### DATA LISTING
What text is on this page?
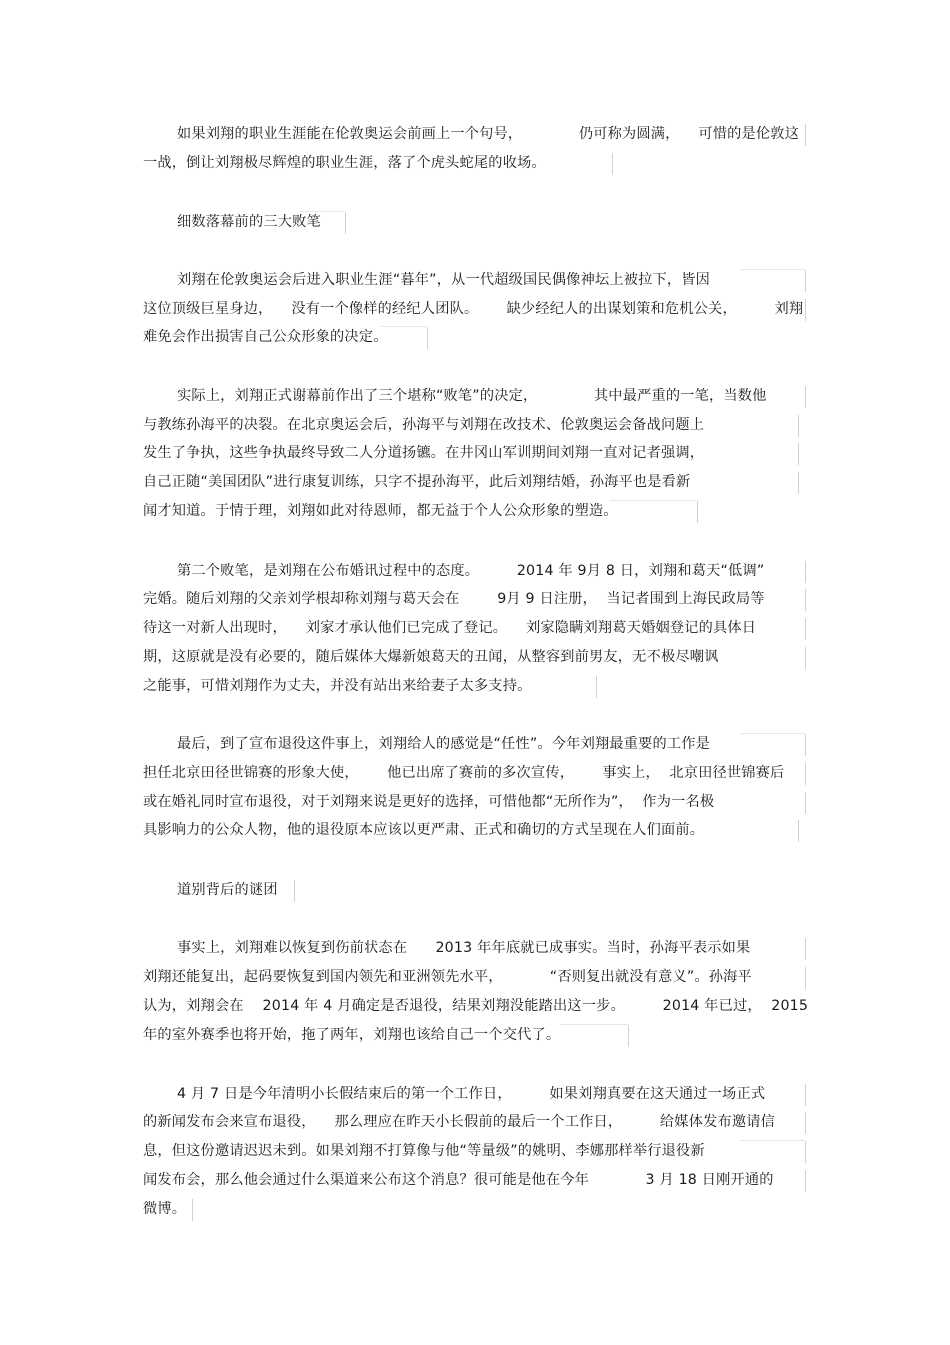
如果刘翔的职业生涯能在伦敦奥运会前画上一个句号，            仍可称为圆满，    可惜的是伦敦这
一战，倒让刘翔极尽辉煌的职业生涯，落了个虎头蛇尾的收场。
细数落幕前的三大败笔
刘翔在伦敦奥运会后进入职业生涯“暮年”，从一代超级国民偶像神坛上被拉下，皆因
这位顶级巨星身边，    没有一个像样的经纪人团队。      缺少经纪人的出谋划策和危机公关，        刘翔
难免会作出损害自己公众形象的决定。
实际上，刘翔正式谢幕前作出了三个堪称“败笔”的决定，            其中最严重的一笔，当数他
与教练孙海平的决裂。在北京奥运会后，孙海平与刘翔在改技术、伦敦奥运会备战问题上
发生了争执，这些争执最终导致二人分道扬镳。在井冈山军训期间刘翔一直对记者强调，
自己正随“美国团队”进行康复训练，只字不提孙海平，此后刘翔结婚，孙海平也是看新
闻才知道。于情于理，刘翔如此对待恩师，都无益于个人公众形象的塑造。
第二个败笔，是刘翔在公布婚讯过程中的态度。        2014 年 9月 8 日，刘翔和葛天“低调”
完婚。随后刘翔的父亲刘学根却称刘翔与葛天会在        9月 9 日注册，  当记者围到上海民政局等
待这一对新人出现时，    刘家才承认他们已完成了登记。    刘家隐瞒刘翔葛天婚姻登记的具体日
期，这原就是没有必要的，随后媒体大爆新娘葛天的丑闻，从整容到前男友，无不极尽嘲讽
之能事，可惜刘翔作为丈夫，并没有站出来给妻子太多支持。
最后，到了宣布退役这件事上，刘翔给人的感觉是“任性”。今年刘翔最重要的工作是
担任北京田径世锦赛的形象大使，      他已出席了赛前的多次宣传，      事实上，  北京田径世锦赛后
或在婚礼同时宣布退役，对于刘翔来说是更好的选择，可惜他都“无所作为”，  作为一名极
具影响力的公众人物，他的退役原本应该以更严肃、正式和确切的方式呈现在人们面前。
道别背后的谜团
事实上，刘翔难以恢复到伤前状态在      2013 年年底就已成事实。当时，孙海平表示如果
刘翔还能复出，起码要恢复到国内领先和亚洲领先水平，          “否则复出就没有意义”。孙海平
认为，刘翔会在    2014 年 4 月确定是否退役，结果刘翔没能踏出这一步。        2014 年已过，  2015
年的室外赛季也将开始，拖了两年，刘翔也该给自己一个交代了。
4 月 7 日是今年清明小长假结束后的第一个工作日，        如果刘翔真要在这天通过一场正式
的新闻发布会来宣布退役，    那么理应在昨天小长假前的最后一个工作日，        给媒体发布邀请信
息，但这份邀请迟迟未到。如果刘翔不打算像与他“等量级”的姚明、李娜那样举行退役新
闻发布会，那么他会通过什么渠道来公布这个消息？很可能是他在今年            3 月 18 日刚开通的
微博。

### DIRECTIONS
Copy all the entries word for word. Omit any pictures.

### EXERCISE ANSWER
What text is on this page?
如果刘翔的职业生涯能在伦敦奥运会前画上一个句号，            仍可称为圆满，    可惜的是伦敦这
一战，倒让刘翔极尽辉煌的职业生涯，落了个虎头蛇尾的收场。
细数落幕前的三大败笔
刘翔在伦敦奥运会后进入职业生涯“暮年”，从一代超级国民偶像神坛上被拉下，皆因
这位顶级巨星身边，    没有一个像样的经纪人团队。      缺少经纪人的出谋划策和危机公关，        刘翔
难免会作出损害自己公众形象的决定。
实际上，刘翔正式谢幕前作出了三个堪称“败笔”的决定，            其中最严重的一笔，当数他
与教练孙海平的决裂。在北京奥运会后，孙海平与刘翔在改技术、伦敦奥运会备战问题上
发生了争执，这些争执最终导致二人分道扬镳。在井冈山军训期间刘翔一直对记者强调，
自己正随“美国团队”进行康复训练，只字不提孙海平，此后刘翔结婚，孙海平也是看新
闻才知道。于情于理，刘翔如此对待恩师，都无益于个人公众形象的塑造。
第二个败笔，是刘翔在公布婚讯过程中的态度。        2014 年 9月 8 日，刘翔和葛天“低调”
完婚。随后刘翔的父亲刘学根却称刘翔与葛天会在        9月 9 日注册，  当记者围到上海民政局等
待这一对新人出现时，    刘家才承认他们已完成了登记。    刘家隐瞒刘翔葛天婚姻登记的具体日
期，这原就是没有必要的，随后媒体大爆新娘葛天的丑闻，从整容到前男友，无不极尽嘲讽
之能事，可惜刘翔作为丈夫，并没有站出来给妻子太多支持。
最后，到了宣布退役这件事上，刘翔给人的感觉是“任性”。今年刘翔最重要的工作是
担任北京田径世锦赛的形象大使，      他已出席了赛前的多次宣传，      事实上，  北京田径世锦赛后
或在婚礼同时宣布退役，对于刘翔来说是更好的选择，可惜他都“无所作为”，  作为一名极
具影响力的公众人物，他的退役原本应该以更严肃、正式和确切的方式呈现在人们面前。
道别背后的谜团
事实上，刘翔难以恢复到伤前状态在      2013 年年底就已成事实。当时，孙海平表示如果
刘翔还能复出，起码要恢复到国内领先和亚洲领先水平，          “否则复出就没有意义”。孙海平
认为，刘翔会在    2014 年 4 月确定是否退役，结果刘翔没能踏出这一步。        2014 年已过，  2015
年的室外赛季也将开始，拖了两年，刘翔也该给自己一个交代了。
4 月 7 日是今年清明小长假结束后的第一个工作日，        如果刘翔真要在这天通过一场正式
的新闻发布会来宣布退役，    那么理应在昨天小长假前的最后一个工作日，        给媒体发布邀请信
息，但这份邀请迟迟未到。如果刘翔不打算像与他“等量级”的姚明、李娜那样举行退役新
闻发布会，那么他会通过什么渠道来公布这个消息？很可能是他在今年            3 月 18 日刚开通的
微博。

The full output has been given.